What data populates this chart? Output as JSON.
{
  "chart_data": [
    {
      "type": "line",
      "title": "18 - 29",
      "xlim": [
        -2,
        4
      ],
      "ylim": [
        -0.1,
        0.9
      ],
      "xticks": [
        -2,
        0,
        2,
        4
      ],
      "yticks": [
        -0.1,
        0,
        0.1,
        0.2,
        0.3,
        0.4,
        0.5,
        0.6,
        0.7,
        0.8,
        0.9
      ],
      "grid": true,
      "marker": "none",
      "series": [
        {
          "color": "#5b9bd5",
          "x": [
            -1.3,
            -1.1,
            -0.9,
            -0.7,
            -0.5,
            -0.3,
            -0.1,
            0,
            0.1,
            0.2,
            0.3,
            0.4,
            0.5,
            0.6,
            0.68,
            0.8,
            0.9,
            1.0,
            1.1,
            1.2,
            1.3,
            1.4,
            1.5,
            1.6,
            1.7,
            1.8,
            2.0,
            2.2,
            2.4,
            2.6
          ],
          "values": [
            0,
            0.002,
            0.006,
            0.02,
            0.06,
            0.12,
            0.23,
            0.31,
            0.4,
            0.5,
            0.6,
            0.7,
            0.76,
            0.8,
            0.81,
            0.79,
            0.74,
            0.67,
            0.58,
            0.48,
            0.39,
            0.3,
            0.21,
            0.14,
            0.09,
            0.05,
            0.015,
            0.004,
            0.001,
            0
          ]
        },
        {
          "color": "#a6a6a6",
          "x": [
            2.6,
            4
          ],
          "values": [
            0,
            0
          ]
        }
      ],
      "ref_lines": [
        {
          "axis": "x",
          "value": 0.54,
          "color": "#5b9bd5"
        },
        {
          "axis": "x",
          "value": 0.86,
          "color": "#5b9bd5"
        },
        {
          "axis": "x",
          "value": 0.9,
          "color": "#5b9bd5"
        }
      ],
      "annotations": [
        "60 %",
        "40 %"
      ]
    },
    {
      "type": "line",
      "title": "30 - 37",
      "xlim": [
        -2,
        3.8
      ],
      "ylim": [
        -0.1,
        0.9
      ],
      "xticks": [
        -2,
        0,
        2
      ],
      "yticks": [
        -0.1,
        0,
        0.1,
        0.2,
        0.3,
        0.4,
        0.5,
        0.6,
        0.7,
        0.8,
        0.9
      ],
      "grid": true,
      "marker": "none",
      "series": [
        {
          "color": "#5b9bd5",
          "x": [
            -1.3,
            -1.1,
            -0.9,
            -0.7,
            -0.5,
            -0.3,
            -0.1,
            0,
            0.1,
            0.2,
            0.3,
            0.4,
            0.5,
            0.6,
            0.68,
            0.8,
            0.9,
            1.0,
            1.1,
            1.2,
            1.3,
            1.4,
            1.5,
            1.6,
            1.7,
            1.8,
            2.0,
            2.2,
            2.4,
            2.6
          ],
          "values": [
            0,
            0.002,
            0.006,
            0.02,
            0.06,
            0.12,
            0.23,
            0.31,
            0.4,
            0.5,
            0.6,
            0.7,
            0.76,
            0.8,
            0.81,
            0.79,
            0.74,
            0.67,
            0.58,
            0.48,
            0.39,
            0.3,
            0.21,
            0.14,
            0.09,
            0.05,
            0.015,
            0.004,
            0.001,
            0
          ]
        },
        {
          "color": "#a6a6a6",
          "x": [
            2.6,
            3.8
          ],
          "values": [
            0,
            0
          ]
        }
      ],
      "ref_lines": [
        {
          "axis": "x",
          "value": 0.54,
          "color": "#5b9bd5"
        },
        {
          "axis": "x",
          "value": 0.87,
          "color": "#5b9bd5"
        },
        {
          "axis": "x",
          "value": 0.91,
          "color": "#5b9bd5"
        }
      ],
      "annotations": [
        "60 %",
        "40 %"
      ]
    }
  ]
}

• [Written problem]: Reproduce the complete set of lines precisely as supplied.

• [Complete answer]:
What data populates this chart? Output as JSON.
{
  "chart_data": [
    {
      "type": "line",
      "title": "18 - 29",
      "xlim": [
        -2,
        4
      ],
      "ylim": [
        -0.1,
        0.9
      ],
      "xticks": [
        -2,
        0,
        2,
        4
      ],
      "yticks": [
        -0.1,
        0,
        0.1,
        0.2,
        0.3,
        0.4,
        0.5,
        0.6,
        0.7,
        0.8,
        0.9
      ],
      "grid": true,
      "marker": "none",
      "series": [
        {
          "color": "#5b9bd5",
          "x": [
            -1.3,
            -1.1,
            -0.9,
            -0.7,
            -0.5,
            -0.3,
            -0.1,
            0,
            0.1,
            0.2,
            0.3,
            0.4,
            0.5,
            0.6,
            0.68,
            0.8,
            0.9,
            1.0,
            1.1,
            1.2,
            1.3,
            1.4,
            1.5,
            1.6,
            1.7,
            1.8,
            2.0,
            2.2,
            2.4,
            2.6
          ],
          "values": [
            0,
            0.002,
            0.006,
            0.02,
            0.06,
            0.12,
            0.23,
            0.31,
            0.4,
            0.5,
            0.6,
            0.7,
            0.76,
            0.8,
            0.81,
            0.79,
            0.74,
            0.67,
            0.58,
            0.48,
            0.39,
            0.3,
            0.21,
            0.14,
            0.09,
            0.05,
            0.015,
            0.004,
            0.001,
            0
          ]
        },
        {
          "color": "#a6a6a6",
          "x": [
            2.6,
            4
          ],
          "values": [
            0,
            0
          ]
        }
      ],
      "ref_lines": [
        {
          "axis": "x",
          "value": 0.54,
          "color": "#5b9bd5"
        },
        {
          "axis": "x",
          "value": 0.86,
          "color": "#5b9bd5"
        },
        {
          "axis": "x",
          "value": 0.9,
          "color": "#5b9bd5"
        }
      ],
      "annotations": [
        "60 %",
        "40 %"
      ]
    },
    {
      "type": "line",
      "title": "30 - 37",
      "xlim": [
        -2,
        3.8
      ],
      "ylim": [
        -0.1,
        0.9
      ],
      "xticks": [
        -2,
        0,
        2
      ],
      "yticks": [
        -0.1,
        0,
        0.1,
        0.2,
        0.3,
        0.4,
        0.5,
        0.6,
        0.7,
        0.8,
        0.9
      ],
      "grid": true,
      "marker": "none",
      "series": [
        {
          "color": "#5b9bd5",
          "x": [
            -1.3,
            -1.1,
            -0.9,
            -0.7,
            -0.5,
            -0.3,
            -0.1,
            0,
            0.1,
            0.2,
            0.3,
            0.4,
            0.5,
            0.6,
            0.68,
            0.8,
            0.9,
            1.0,
            1.1,
            1.2,
            1.3,
            1.4,
            1.5,
            1.6,
            1.7,
            1.8,
            2.0,
            2.2,
            2.4,
            2.6
          ],
          "values": [
            0,
            0.002,
            0.006,
            0.02,
            0.06,
            0.12,
            0.23,
            0.31,
            0.4,
            0.5,
            0.6,
            0.7,
            0.76,
            0.8,
            0.81,
            0.79,
            0.74,
            0.67,
            0.58,
            0.48,
            0.39,
            0.3,
            0.21,
            0.14,
            0.09,
            0.05,
            0.015,
            0.004,
            0.001,
            0
          ]
        },
        {
          "color": "#a6a6a6",
          "x": [
            2.6,
            3.8
          ],
          "values": [
            0,
            0
          ]
        }
      ],
      "ref_lines": [
        {
          "axis": "x",
          "value": 0.54,
          "color": "#5b9bd5"
        },
        {
          "axis": "x",
          "value": 0.87,
          "color": "#5b9bd5"
        },
        {
          "axis": "x",
          "value": 0.91,
          "color": "#5b9bd5"
        }
      ],
      "annotations": [
        "60 %",
        "40 %"
      ]
    }
  ]
}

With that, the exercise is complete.